-- Start Material shown --
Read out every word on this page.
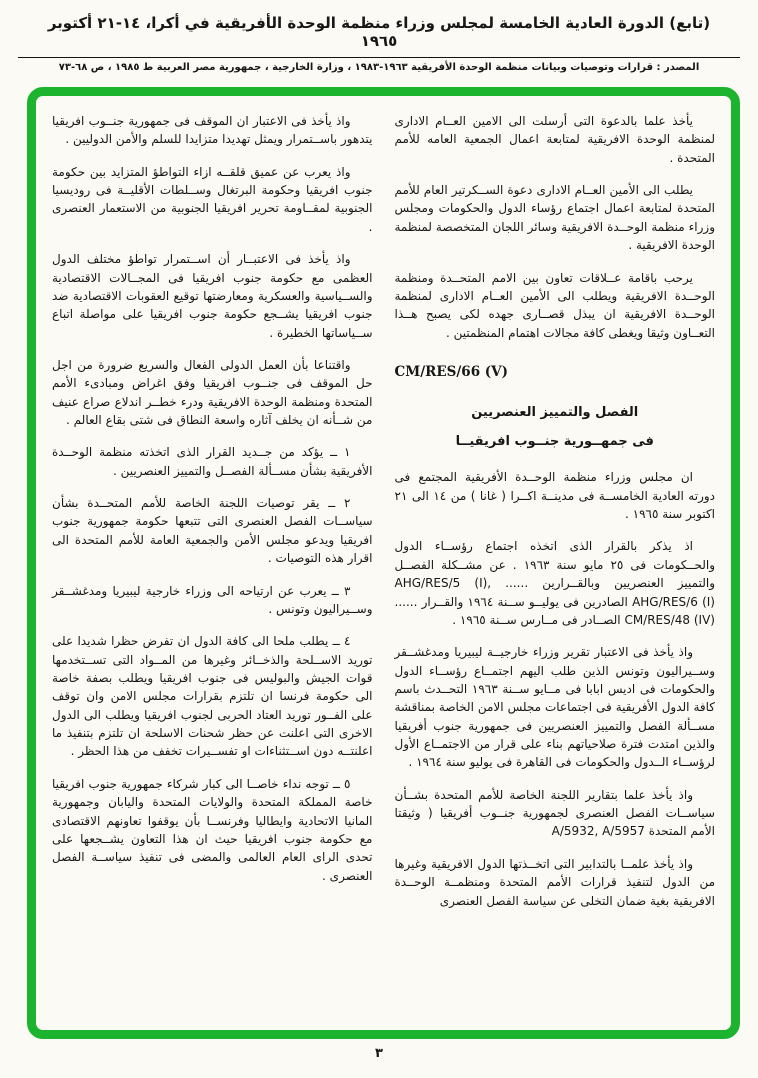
(تابع) الدورة العادية الخامسة لمجلس وزراء منظمة الوحدة الأفريقية في أكرا، ١٤-٢١ أكتوبر ١٩٦٥
المصدر : قرارات وتوصيات وبيانات منظمة الوحدة الأفريقية ١٩٦٣-١٩٨٣ ، وزارة الخارجية ، جمهورية مصر العربية ط ١٩٨٥ ، ص ٦٨-٧٣

يأخذ علما بالدعوة التى أرسلت الى الامين العــام الادارى لمنظمة الوحدة الافريقية لمتابعة اعمال الجمعية العامه للأمم المتحدة .

يطلب الى الأمين العــام الادارى دعوة الســكرتير العام للأمم المتحدة لمتابعة اعمال اجتماع رؤساء الدول والحكومات ومجلس وزراء منظمة الوحــدة الافريقية وسائر اللجان المتخصصة لمنظمة الوحدة الافريقية .

يرحب باقامة عــلاقات تعاون بين الامم المتحــدة ومنظمة الوحــدة الافريقية ويطلب الى الأمين العــام الادارى لمنظمة الوحــدة الافريقية ان يبذل قصــارى جهده لكى يصبح هــذا التعــاون وثيقا ويغطى كافة مجالات اهتمام المنظمتين .

CM/RES/66 (V)
الفصل والتمييز العنصريين
فى جمهــورية جنــوب افريقيــا

ان مجلس وزراء منظمة الوحــدة الأفريقية المجتمع فى دورته العادية الخامســة فى مدينــة اكــرا ( غانا ) من ١٤ الى ٢١ اكتوبر سنة ١٩٦٥ .

اذ يذكر بالقرار الذى اتخذه اجتماع رؤســاء الدول والحــكومات فى ٢٥ مايو سنة ١٩٦٣ . عن مشــكلة الفصــل والتمييز العنصريين وبالقــرارين ...... AHG/RES/5 (I), AHG/RES/6 (I) الصادرين فى يوليــو ســنة ١٩٦٤ والقــرار ...... CM/RES/48 (IV) الصــادر فى مــارس ســنة ١٩٦٥ .

واذ يأخذ فى الاعتبار تقرير وزراء خارجيــة ليبيريا ومدغشــقر وســيراليون وتونس الذين طلب اليهم اجتمــاع رؤســاء الدول والحكومات فى اديس ابابا فى مــايو ســنة ١٩٦٣ التحــدث باسم كافة الدول الأفريقية فى اجتماعات مجلس الامن الخاصة بمناقشة مســألة الفصل والتمييز العنصريين فى جمهورية جنوب أفريقيا والذين امتدت فترة صلاحياتهم بناء على قرار من الاجتمــاع الأول لرؤســاء الــدول والحكومات فى القاهرة فى يوليو سنة ١٩٦٤ .

واذ يأخذ علما بتقارير اللجنة الخاصة للأمم المتحدة بشــأن سياســات الفصل العنصرى لجمهورية جنــوب أفريقيا ( وثيقتا الأمم المتحدة A/5932, A/5957

واذ يأخذ علمــا بالتدابير التى اتخــذتها الدول الافريقية وغيرها من الدول لتنفيذ قرارات الأمم المتحدة ومنظمــة الوحــدة الافريقية بغية ضمان التخلى عن سياسة الفصل العنصرى

واذ يأخذ فى الاعتبار ان الموقف فى جمهورية جنــوب افريقيا يتدهور باســتمرار ويمثل تهديدا متزايدا للسلم والأمن الدوليين .

واذ يعرب عن عميق قلقــه ازاء التواطؤ المتزايد بين حكومة جنوب افريقيا وحكومة البرتغال وســلطات الأقليــة فى روديسيا الجنوبية لمقــاومة تحرير افريقيا الجنوبية من الاستعمار العنصرى .

واذ يأخذ فى الاعتبــار أن اســتمرار تواطؤ مختلف الدول العظمى مع حكومة جنوب افريقيا فى المجــالات الاقتصادية والســياسية والعسكرية ومعارضتها توقيع العقوبات الاقتصادية ضد جنوب افريقيا يشــجع حكومة جنوب افريقيا على مواصلة اتباع ســياساتها الخطيرة .

واقتناعا بأن العمل الدولى الفعال والسريع ضرورة من اجل حل الموقف فى جنــوب افريقيا وفق اغراض ومبادىء الأمم المتحدة ومنظمة الوحدة الافريقية ودرء خطــر اندلاع صراع عنيف من شــأنه ان يخلف آثاره واسعة النطاق فى شتى بقاع العالم .

١ ــ يؤكد من جــديد القرار الذى اتخذته منظمة الوحــدة الأفريقية بشأن مســألة الفصــل والتمييز العنصريين .

٢ ــ يقر توصيات اللجنة الخاصة للأمم المتحــدة بشأن سياســات الفصل العنصرى التى تتبعها حكومة جمهورية جنوب افريقيا ويدعو مجلس الأمن والجمعية العامة للأمم المتحدة الى اقرار هذه التوصيات .

٣ ــ يعرب عن ارتياحه الى وزراء خارجية ليبيريا ومدغشــقر وســيراليون وتونس .

٤ ــ يطلب ملحا الى كافة الدول ان تفرض حظرا شديدا على توريد الاســلحة والذخــائر وغيرها من المــواد التى تســتخدمها قوات الجيش والبوليس فى جنوب افريقيا ويطلب بصفة خاصة الى حكومة فرنسا ان تلتزم بقرارات مجلس الامن وان توقف على الفــور توريد العتاد الحربى لجنوب افريقيا ويطلب الى الدول الاخرى التى اعلنت عن حظر شحنات الاسلحة ان تلتزم بتنفيذ ما اعلنتــه دون اســتثناءات او تفســيرات تخفف من هذا الحظر .

٥ ــ توجه نداء خاصــا الى كبار شركاء جمهورية جنوب افريقيا خاصة المملكة المتحدة والولايات المتحدة واليابان وجمهورية المانيا الاتحادية وايطاليا وفرنســا بأن يوقفوا تعاونهم الاقتصادى مع حكومة جنوب افريقيا حيث ان هذا التعاون يشــجعها على تحدى الراى العام العالمى والمضى فى تنفيذ سياســة الفصل العنصرى .

٣
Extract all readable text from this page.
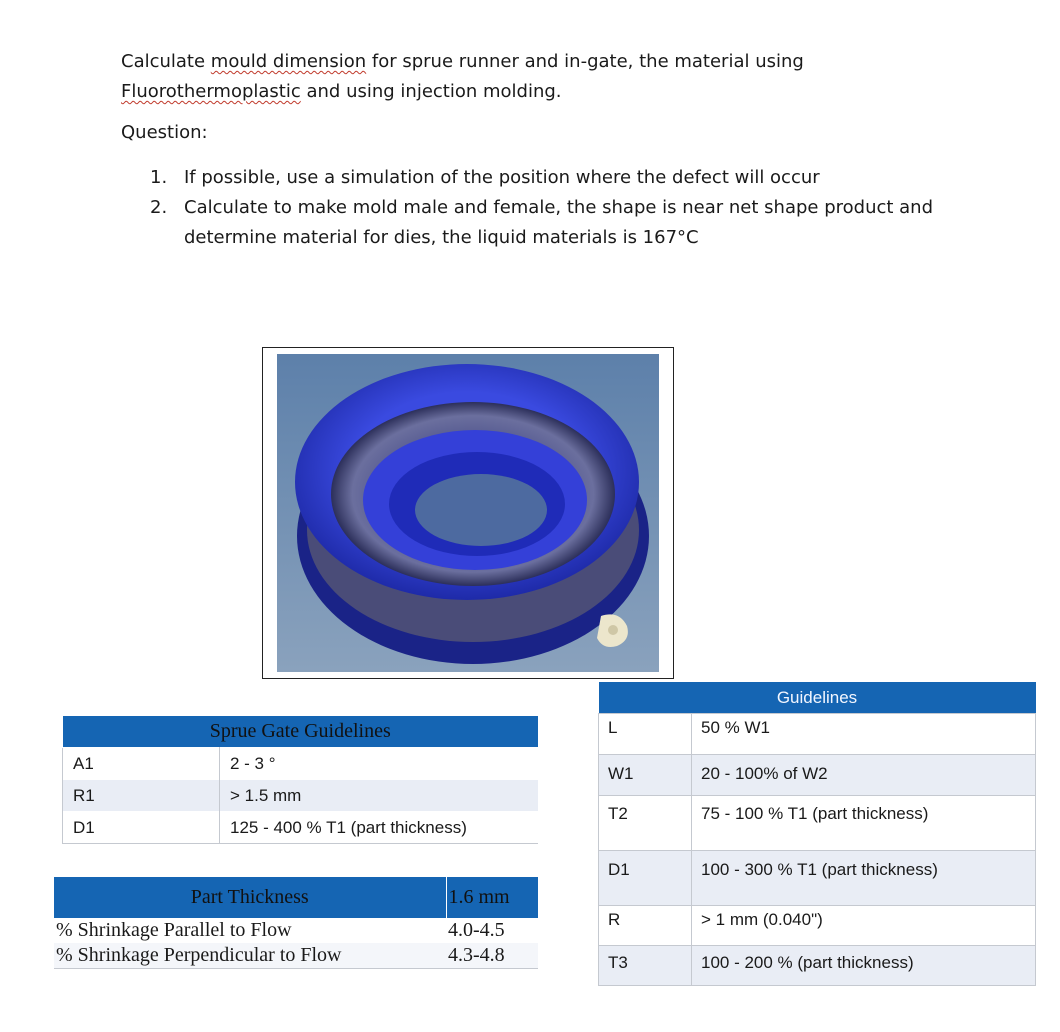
Calculate mould dimension for sprue runner and in-gate, the material using

Fluorothermoplastic and using injection molding.

Question:
1. If possible, use a simulation of the position where the defect will occur
2. Calculate to make mold male and female, the shape is near net shape product and determine material for dies, the liquid materials is 167°C
Sprue Gate Guidelines	
A1	2 - 3 °
R1	> 1.5 mm
D1	125 - 400 % T1 (part thickness)
Part Thickness	1.6 mm
% Shrinkage Parallel to Flow	4.0-4.5
% Shrinkage Perpendicular to Flow	4.3-4.8
Guidelines	
L	50 % W1
W1	20 - 100% of W2
T2	75 - 100 % T1 (part thickness)
D1	100 - 300 % T1 (part thickness)
R	> 1 mm (0.040")
T3	100 - 200 % (part thickness)
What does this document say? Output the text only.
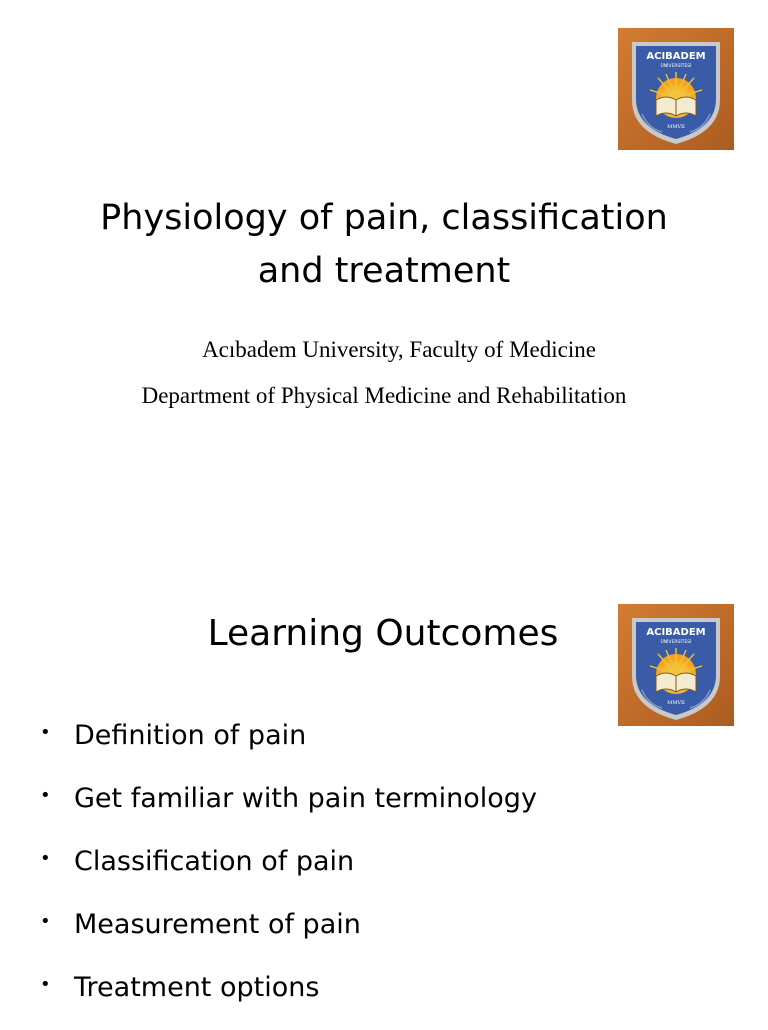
ACIBADEM
ÜNİVERSİTESİ
MMVII
Physiology of pain, classification
and treatment

Acıbadem University, Faculty of Medicine

Department of Physical Medicine and Rehabilitation

Learning Outcomes	ACIBADEM
ÜNİVERSİTESİ
MMVII
• Definition of pain
• Get familiar with pain terminology
• Classification of pain
• Measurement of pain
• Treatment options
-- End Material shown --
Aim
Find every line in the records above that contains the word "يعرب", and copy each one.

Answer
واذ يعرب عن عميق قلقــه ازاء التواطؤ المتزايد بين حكومة جنوب افريقيا وحكومة البرتغال وســلطات الأقليــة فى روديسيا الجنوبية لمقــاومة تحرير افريقيا الجنوبية من الاستعمار العنصرى .
٣ ــ يعرب عن ارتياحه الى وزراء خارجية ليبيريا ومدغشــقر وســيراليون وتونس .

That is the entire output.